**TASK TO COMPLETE**
Exactly as given, repeat all of the entries.

[Extracted records]
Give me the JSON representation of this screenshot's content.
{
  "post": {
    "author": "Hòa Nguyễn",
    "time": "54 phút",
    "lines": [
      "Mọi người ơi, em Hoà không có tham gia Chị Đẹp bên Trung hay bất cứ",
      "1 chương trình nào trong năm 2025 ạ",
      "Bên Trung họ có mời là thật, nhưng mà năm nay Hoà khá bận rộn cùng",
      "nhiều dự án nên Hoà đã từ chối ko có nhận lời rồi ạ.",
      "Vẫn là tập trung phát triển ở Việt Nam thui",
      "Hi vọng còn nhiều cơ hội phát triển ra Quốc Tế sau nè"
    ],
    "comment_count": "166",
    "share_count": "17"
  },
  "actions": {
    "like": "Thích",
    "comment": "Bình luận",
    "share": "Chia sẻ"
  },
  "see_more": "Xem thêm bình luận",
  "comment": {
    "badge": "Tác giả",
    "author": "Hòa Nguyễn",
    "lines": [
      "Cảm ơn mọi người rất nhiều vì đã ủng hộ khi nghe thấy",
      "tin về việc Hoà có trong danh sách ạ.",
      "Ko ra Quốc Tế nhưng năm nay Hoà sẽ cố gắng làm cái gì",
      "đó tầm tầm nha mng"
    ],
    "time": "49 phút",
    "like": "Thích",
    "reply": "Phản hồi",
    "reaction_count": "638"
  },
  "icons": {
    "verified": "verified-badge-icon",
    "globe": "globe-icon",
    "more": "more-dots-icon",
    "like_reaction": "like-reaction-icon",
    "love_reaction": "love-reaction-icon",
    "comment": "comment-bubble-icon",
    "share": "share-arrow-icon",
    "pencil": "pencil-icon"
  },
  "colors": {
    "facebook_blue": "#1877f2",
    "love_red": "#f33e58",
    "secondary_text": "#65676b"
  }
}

**COMPLETE RESPONSE**
Give me the JSON representation of this screenshot's content.
{
  "post": {
    "author": "Hòa Nguyễn",
    "time": "54 phút",
    "lines": [
      "Mọi người ơi, em Hoà không có tham gia Chị Đẹp bên Trung hay bất cứ",
      "1 chương trình nào trong năm 2025 ạ",
      "Bên Trung họ có mời là thật, nhưng mà năm nay Hoà khá bận rộn cùng",
      "nhiều dự án nên Hoà đã từ chối ko có nhận lời rồi ạ.",
      "Vẫn là tập trung phát triển ở Việt Nam thui",
      "Hi vọng còn nhiều cơ hội phát triển ra Quốc Tế sau nè"
    ],
    "comment_count": "166",
    "share_count": "17"
  },
  "actions": {
    "like": "Thích",
    "comment": "Bình luận",
    "share": "Chia sẻ"
  },
  "see_more": "Xem thêm bình luận",
  "comment": {
    "badge": "Tác giả",
    "author": "Hòa Nguyễn",
    "lines": [
      "Cảm ơn mọi người rất nhiều vì đã ủng hộ khi nghe thấy",
      "tin về việc Hoà có trong danh sách ạ.",
      "Ko ra Quốc Tế nhưng năm nay Hoà sẽ cố gắng làm cái gì",
      "đó tầm tầm nha mng"
    ],
    "time": "49 phút",
    "like": "Thích",
    "reply": "Phản hồi",
    "reaction_count": "638"
  },
  "icons": {
    "verified": "verified-badge-icon",
    "globe": "globe-icon",
    "more": "more-dots-icon",
    "like_reaction": "like-reaction-icon",
    "love_reaction": "love-reaction-icon",
    "comment": "comment-bubble-icon",
    "share": "share-arrow-icon",
    "pencil": "pencil-icon"
  },
  "colors": {
    "facebook_blue": "#1877f2",
    "love_red": "#f33e58",
    "secondary_text": "#65676b"
  }
}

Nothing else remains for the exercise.